Collected data entries
* begin *
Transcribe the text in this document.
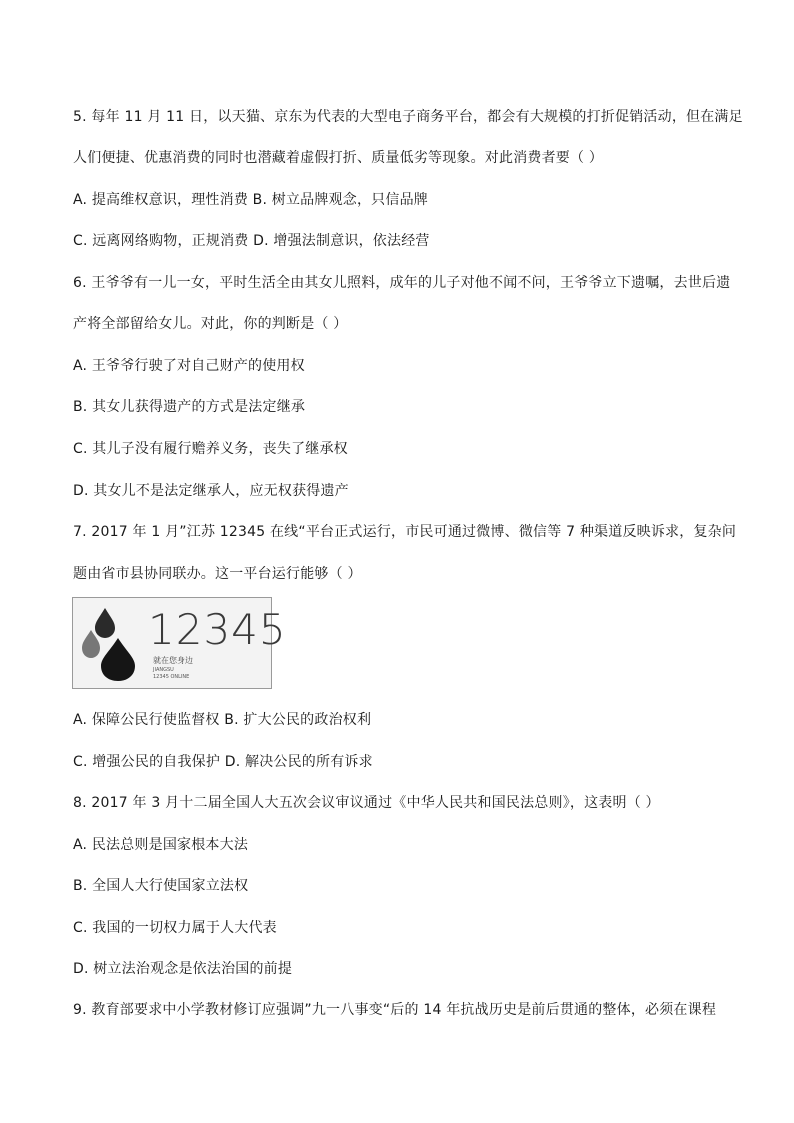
5. 每年 11 月 11 日，以天猫、京东为代表的大型电子商务平台，都会有大规模的打折促销活动，但在满足
人们便捷、优惠消费的同时也潜藏着虚假打折、质量低劣等现象。对此消费者要（ ）
A. 提高维权意识，理性消费 B. 树立品牌观念，只信品牌
C. 远离网络购物，正规消费 D. 增强法制意识，依法经营
6. 王爷爷有一儿一女，平时生活全由其女儿照料，成年的儿子对他不闻不问，王爷爷立下遗嘱，去世后遗
产将全部留给女儿。对此，你的判断是（ ）
A. 王爷爷行驶了对自己财产的使用权
B. 其女儿获得遗产的方式是法定继承
C. 其儿子没有履行赡养义务，丧失了继承权
D. 其女儿不是法定继承人，应无权获得遗产
7. 2017 年 1 月”江苏 12345 在线“平台正式运行，市民可通过微博、微信等 7 种渠道反映诉求，复杂问
题由省市县协同联办。这一平台运行能够（ ）
12345
就在您身边
JIANGSU
12345 ONLINE
A. 保障公民行使监督权 B. 扩大公民的政治权利
C. 增强公民的自我保护 D. 解决公民的所有诉求
8. 2017 年 3 月十二届全国人大五次会议审议通过《中华人民共和国民法总则》，这表明（ ）
A. 民法总则是国家根本大法
B. 全国人大行使国家立法权
C. 我国的一切权力属于人大代表
D. 树立法治观念是依法治国的前提
9. 教育部要求中小学教材修订应强调”九一八事变“后的 14 年抗战历史是前后贯通的整体，必须在课程
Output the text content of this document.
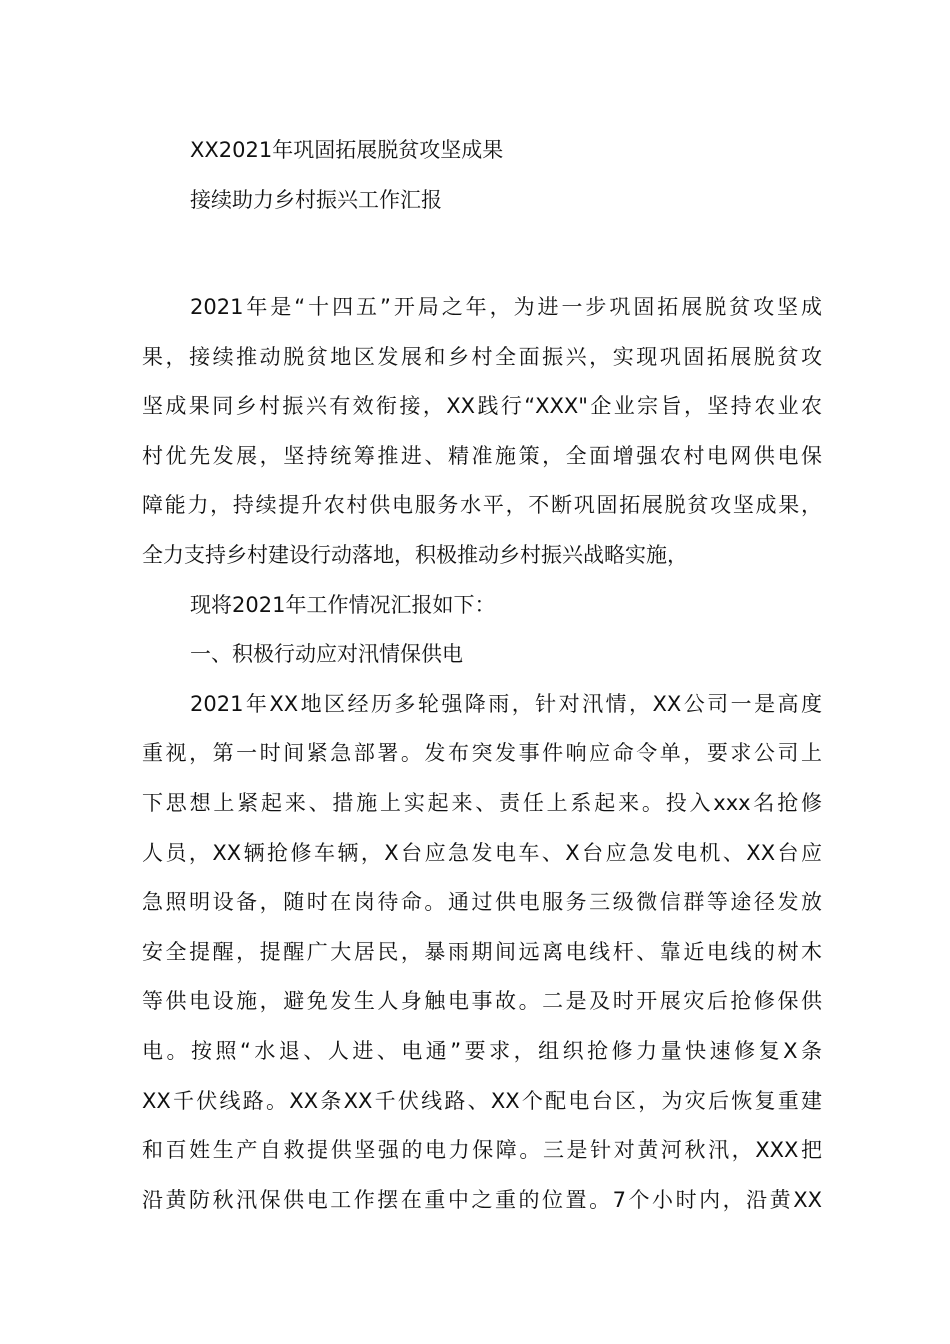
XX2021年巩固拓展脱贫攻坚成果
接续助力乡村振兴工作汇报
2021年是“十四五”开局之年，为进一步巩固拓展脱贫攻坚成
果，接续推动脱贫地区发展和乡村全面振兴，实现巩固拓展脱贫攻
坚成果同乡村振兴有效衔接，XX践行“XXX"企业宗旨，坚持农业农
村优先发展，坚持统筹推进、精准施策，全面增强农村电网供电保
障能力，持续提升农村供电服务水平，不断巩固拓展脱贫攻坚成果，
全力支持乡村建设行动落地，积极推动乡村振兴战略实施，
现将2021年工作情况汇报如下：
一、积极行动应对汛情保供电
2021年XX地区经历多轮强降雨，针对汛情，XX公司一是高度
重视，第一时间紧急部署。发布突发事件响应命令单，要求公司上
下思想上紧起来、措施上实起来、责任上系起来。投入xxx名抢修
人员，XX辆抢修车辆，X台应急发电车、X台应急发电机、XX台应
急照明设备，随时在岗待命。通过供电服务三级微信群等途径发放
安全提醒，提醒广大居民，暴雨期间远离电线杆、靠近电线的树木
等供电设施，避免发生人身触电事故。二是及时开展灾后抢修保供
电。按照“水退、人进、电通”要求，组织抢修力量快速修复X条
XX千伏线路。XX条XX千伏线路、XX个配电台区，为灾后恢复重建
和百姓生产自救提供坚强的电力保障。三是针对黄河秋汛，XXX把
沿黄防秋汛保供电工作摆在重中之重的位置。7个小时内，沿黄XX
* end *
■ **Task description**
Leave out every picture and write out exactly the lines running from the line containing "Output the text content of this document." to the end of the listing above.

■ **Reply**
Output the text content of this document.
XX2021年巩固拓展脱贫攻坚成果
接续助力乡村振兴工作汇报
2021年是“十四五”开局之年，为进一步巩固拓展脱贫攻坚成
果，接续推动脱贫地区发展和乡村全面振兴，实现巩固拓展脱贫攻
坚成果同乡村振兴有效衔接，XX践行“XXX"企业宗旨，坚持农业农
村优先发展，坚持统筹推进、精准施策，全面增强农村电网供电保
障能力，持续提升农村供电服务水平，不断巩固拓展脱贫攻坚成果，
全力支持乡村建设行动落地，积极推动乡村振兴战略实施，
现将2021年工作情况汇报如下：
一、积极行动应对汛情保供电
2021年XX地区经历多轮强降雨，针对汛情，XX公司一是高度
重视，第一时间紧急部署。发布突发事件响应命令单，要求公司上
下思想上紧起来、措施上实起来、责任上系起来。投入xxx名抢修
人员，XX辆抢修车辆，X台应急发电车、X台应急发电机、XX台应
急照明设备，随时在岗待命。通过供电服务三级微信群等途径发放
安全提醒，提醒广大居民，暴雨期间远离电线杆、靠近电线的树木
等供电设施，避免发生人身触电事故。二是及时开展灾后抢修保供
电。按照“水退、人进、电通”要求，组织抢修力量快速修复X条
XX千伏线路。XX条XX千伏线路、XX个配电台区，为灾后恢复重建
和百姓生产自救提供坚强的电力保障。三是针对黄河秋汛，XXX把
沿黄防秋汛保供电工作摆在重中之重的位置。7个小时内，沿黄XX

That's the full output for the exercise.